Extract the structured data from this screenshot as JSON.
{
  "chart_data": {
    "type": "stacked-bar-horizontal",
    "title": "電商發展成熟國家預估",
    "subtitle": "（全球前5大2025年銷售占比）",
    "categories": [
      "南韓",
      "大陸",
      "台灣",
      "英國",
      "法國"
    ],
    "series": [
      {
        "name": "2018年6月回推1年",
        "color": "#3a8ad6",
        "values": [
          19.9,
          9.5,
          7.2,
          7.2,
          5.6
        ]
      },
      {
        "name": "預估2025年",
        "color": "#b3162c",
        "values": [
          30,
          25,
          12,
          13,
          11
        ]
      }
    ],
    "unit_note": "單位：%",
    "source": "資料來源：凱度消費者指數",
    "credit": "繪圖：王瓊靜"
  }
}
== == ==
What the task requires: Would you write down every record again, exactly?

Written answer:
Extract the structured data from this screenshot as JSON.
{
  "chart_data": {
    "type": "stacked-bar-horizontal",
    "title": "電商發展成熟國家預估",
    "subtitle": "（全球前5大2025年銷售占比）",
    "categories": [
      "南韓",
      "大陸",
      "台灣",
      "英國",
      "法國"
    ],
    "series": [
      {
        "name": "2018年6月回推1年",
        "color": "#3a8ad6",
        "values": [
          19.9,
          9.5,
          7.2,
          7.2,
          5.6
        ]
      },
      {
        "name": "預估2025年",
        "color": "#b3162c",
        "values": [
          30,
          25,
          12,
          13,
          11
        ]
      }
    ],
    "unit_note": "單位：%",
    "source": "資料來源：凱度消費者指數",
    "credit": "繪圖：王瓊靜"
  }
}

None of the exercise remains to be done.